Recorded data
● ● ●
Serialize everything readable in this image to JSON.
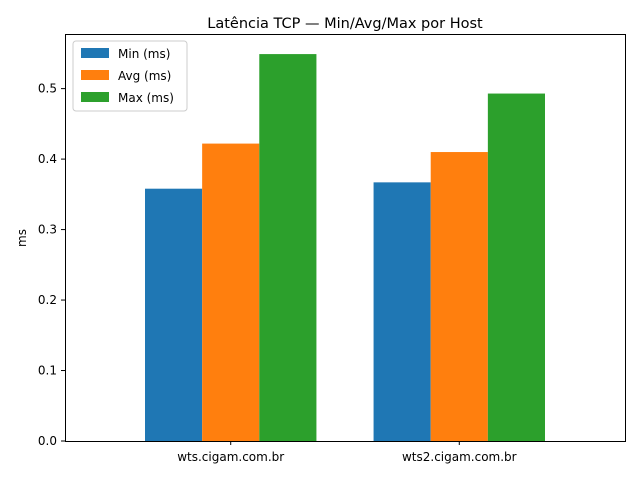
{
  "chart_data": {
    "type": "bar",
    "title": "Latência TCP — Min/Avg/Max por Host",
    "xlabel": "",
    "ylabel": "ms",
    "categories": [
      "wts.cigam.com.br",
      "wts2.cigam.com.br"
    ],
    "series": [
      {
        "name": "Min (ms)",
        "values": [
          0.358,
          0.367
        ],
        "color": "#1f77b4"
      },
      {
        "name": "Avg (ms)",
        "values": [
          0.422,
          0.41
        ],
        "color": "#ff7f0e"
      },
      {
        "name": "Max (ms)",
        "values": [
          0.549,
          0.493
        ],
        "color": "#2ca02c"
      }
    ],
    "ylim": [
      0,
      0.5775
    ],
    "yticks": [
      "0.0",
      "0.1",
      "0.2",
      "0.3",
      "0.4",
      "0.5"
    ],
    "grid": false,
    "legend_position": "top-left"
  }
}
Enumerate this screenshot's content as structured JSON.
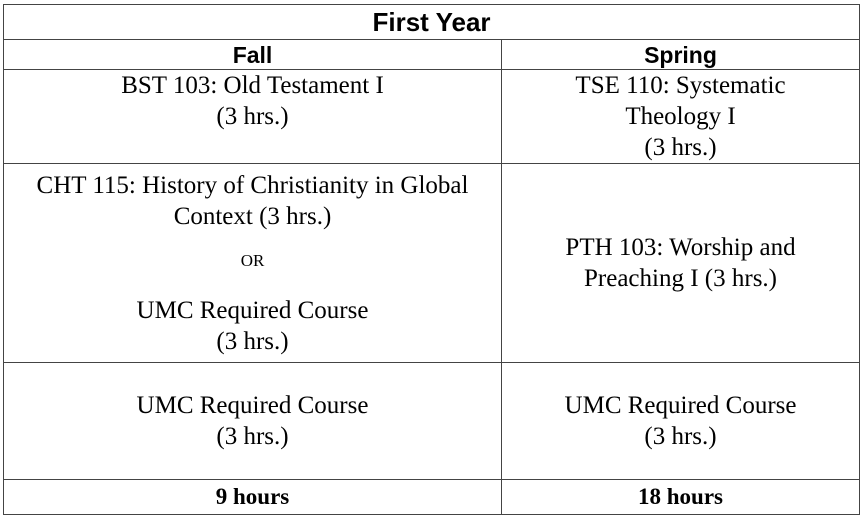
{
  "table": {
    "title": "First Year",
    "columns": [
      "Fall",
      "Spring"
    ],
    "rows": [
      {
        "fall": {
          "lines": [
            "BST 103: Old Testament I",
            "(3 hrs.)"
          ]
        },
        "spring": {
          "lines": [
            "TSE 110: Systematic",
            "Theology I",
            "(3 hrs.)"
          ]
        }
      },
      {
        "fall": {
          "option_a": [
            "CHT 115: History of Christianity in Global",
            "Context (3 hrs.)"
          ],
          "separator": "OR",
          "option_b": [
            "UMC Required Course",
            "(3 hrs.)"
          ]
        },
        "spring": {
          "lines": [
            "PTH 103: Worship and",
            "Preaching I (3 hrs.)"
          ]
        }
      },
      {
        "fall": {
          "lines": [
            "UMC Required Course",
            "(3 hrs.)"
          ]
        },
        "spring": {
          "lines": [
            "UMC Required Course",
            "(3 hrs.)"
          ]
        }
      }
    ],
    "totals": {
      "fall": "9 hours",
      "spring": "18 hours"
    }
  }
}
● ● ●
Work to do -> Show the lines of the records that contain the word "this".

Full output ->
Serialize everything readable in this image to JSON.
Enumerate this screenshot's content as structured JSON.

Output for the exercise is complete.